#### Goal
Go through the data below. Pull out every line that has the word "name".

(Dataset entries on figures)
###

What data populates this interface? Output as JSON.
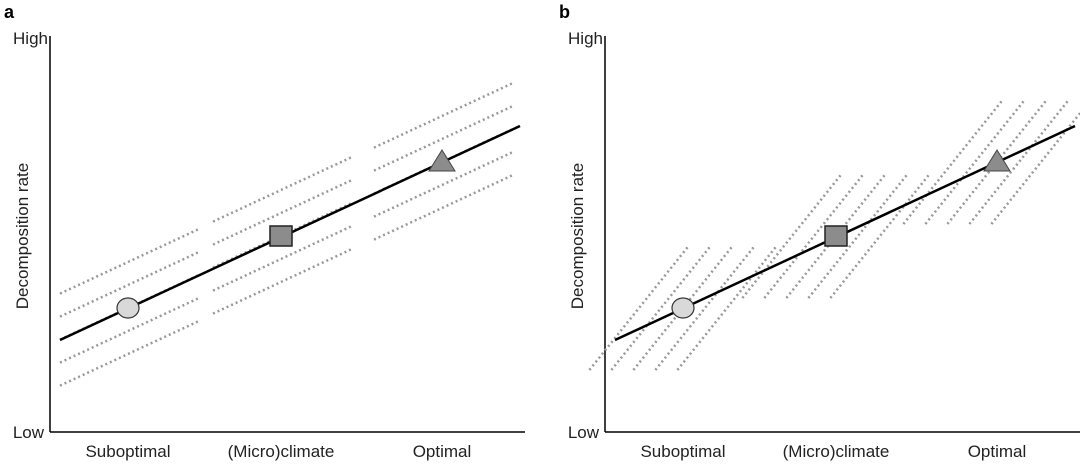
{
  "panels": [
    {
      "label": "a",
      "y_axis": {
        "title": "Decomposition rate",
        "high": "High",
        "low": "Low"
      },
      "x_labels": [
        "Suboptimal",
        "(Micro)climate",
        "Optimal"
      ]
    },
    {
      "label": "b",
      "y_axis": {
        "title": "Decomposition rate",
        "high": "High",
        "low": "Low"
      },
      "x_labels": [
        "Suboptimal",
        "(Micro)climate",
        "Optimal"
      ]
    }
  ]
}
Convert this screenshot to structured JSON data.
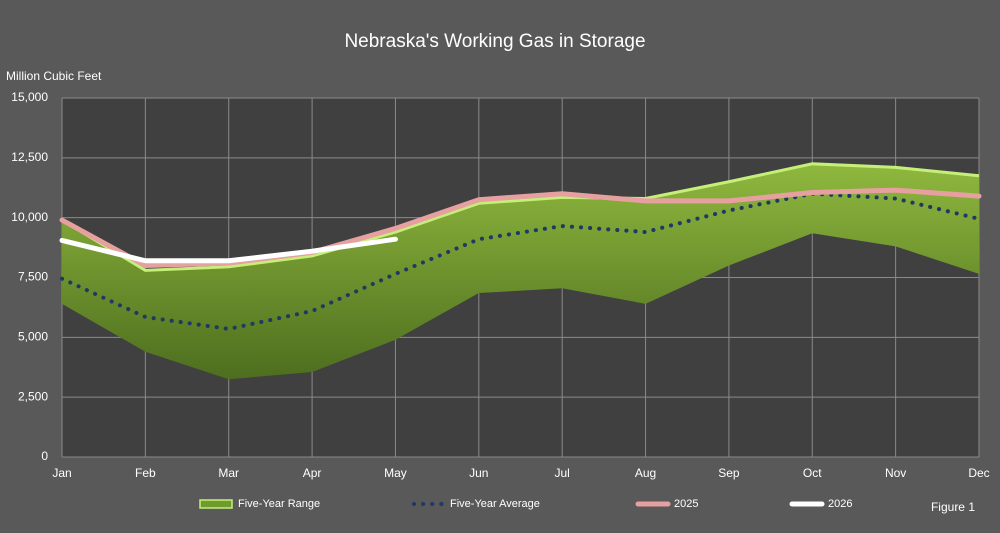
{
  "chart_data": {
    "type": "line",
    "title": "Nebraska's Working Gas in Storage",
    "y_label": "Million Cubic Feet",
    "note": "Figure 1",
    "categories": [
      "Jan",
      "Feb",
      "Mar",
      "Apr",
      "May",
      "Jun",
      "Jul",
      "Aug",
      "Sep",
      "Oct",
      "Nov",
      "Dec"
    ],
    "ylim": [
      0,
      15000
    ],
    "yticks": [
      0,
      {
        "value": 2500,
        "label": "2,500"
      },
      {
        "value": 5000,
        "label": "5,000"
      },
      {
        "value": 7500,
        "label": "7,500"
      },
      {
        "value": 10000,
        "label": "10,000"
      },
      {
        "value": 12500,
        "label": "12,500"
      },
      {
        "value": 15000,
        "label": "15,000"
      }
    ],
    "grid": true,
    "series": [
      {
        "name": "Five-Year Range",
        "color": "#6f9a2c",
        "high": [
          9900,
          7800,
          7950,
          8400,
          9400,
          10600,
          10850,
          10800,
          11500,
          12250,
          12100,
          11750
        ],
        "low": [
          6400,
          4400,
          3250,
          3550,
          4900,
          6850,
          7050,
          6400,
          8000,
          9350,
          8800,
          7650
        ]
      },
      {
        "name": "Five-Year Average",
        "color": "#1f3864",
        "values": [
          7450,
          5850,
          5350,
          6100,
          7650,
          9100,
          9650,
          9400,
          10300,
          11000,
          10800,
          9950
        ]
      },
      {
        "name": "2025",
        "color": "#e6a0a0",
        "values": [
          9900,
          8000,
          8100,
          8550,
          9550,
          10750,
          11000,
          10700,
          10700,
          11050,
          11150,
          10900
        ]
      },
      {
        "name": "2026",
        "color": "#ffffff",
        "values": [
          9050,
          8200,
          8200,
          8600,
          9100,
          null,
          null,
          null,
          null,
          null,
          null,
          null
        ]
      }
    ]
  }
}
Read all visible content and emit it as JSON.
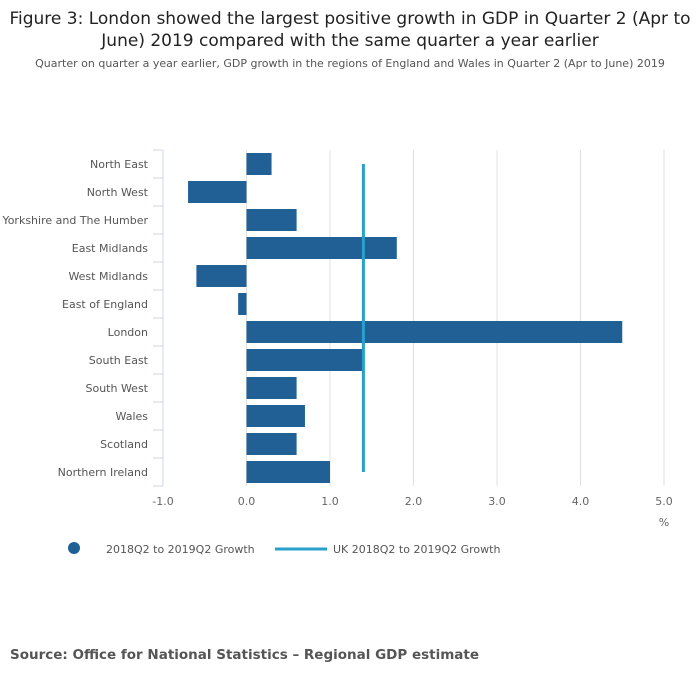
{
  "chart_data": {
    "type": "bar",
    "orientation": "horizontal",
    "title": "Figure 3: London showed the largest positive growth in GDP in Quarter 2 (Apr to June) 2019 compared with the same quarter a year earlier",
    "subtitle": "Quarter on quarter a year earlier, GDP growth in the regions of England and Wales in Quarter 2 (Apr to June) 2019",
    "categories": [
      "North East",
      "North West",
      "Yorkshire and The Humber",
      "East Midlands",
      "West Midlands",
      "East of England",
      "London",
      "South East",
      "South West",
      "Wales",
      "Scotland",
      "Northern Ireland"
    ],
    "series": [
      {
        "name": "2018Q2 to 2019Q2 Growth",
        "type": "bar",
        "color": "#206095",
        "values": [
          0.3,
          -0.7,
          0.6,
          1.8,
          -0.6,
          -0.1,
          4.5,
          1.4,
          0.6,
          0.7,
          0.6,
          1.0
        ]
      },
      {
        "name": "UK 2018Q2 to 2019Q2 Growth",
        "type": "reference-line",
        "color": "#27a0cc",
        "value": 1.4
      }
    ],
    "xlim": [
      -1.0,
      5.0
    ],
    "xticks": [
      "-1.0",
      "0.0",
      "1.0",
      "2.0",
      "3.0",
      "4.0",
      "5.0"
    ],
    "xlabel": "%",
    "grid": true,
    "legend": "bottom-left"
  },
  "source": "Source: Office for National Statistics – Regional GDP estimate"
}
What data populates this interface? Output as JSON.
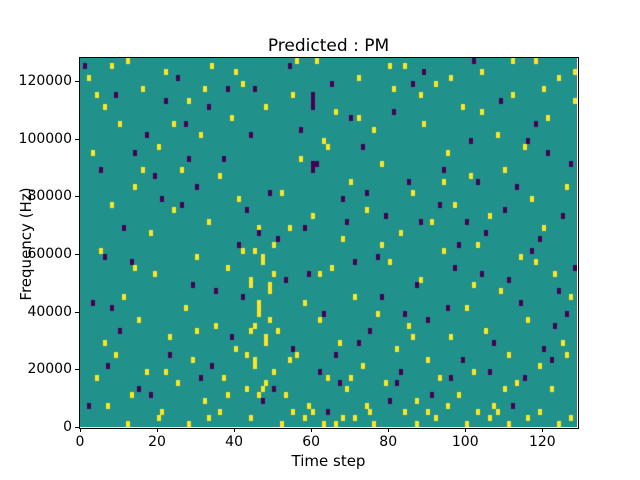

###

#### Solution below
        "name": "Five-Year Range",
        "name": "Five-Year Average",
        "name": "2025",
        "name": "2026",
        "name": "2018Q2 to 2019Q2 Growth",
        "name": "UK 2018Q2 to 2019Q2 Growth",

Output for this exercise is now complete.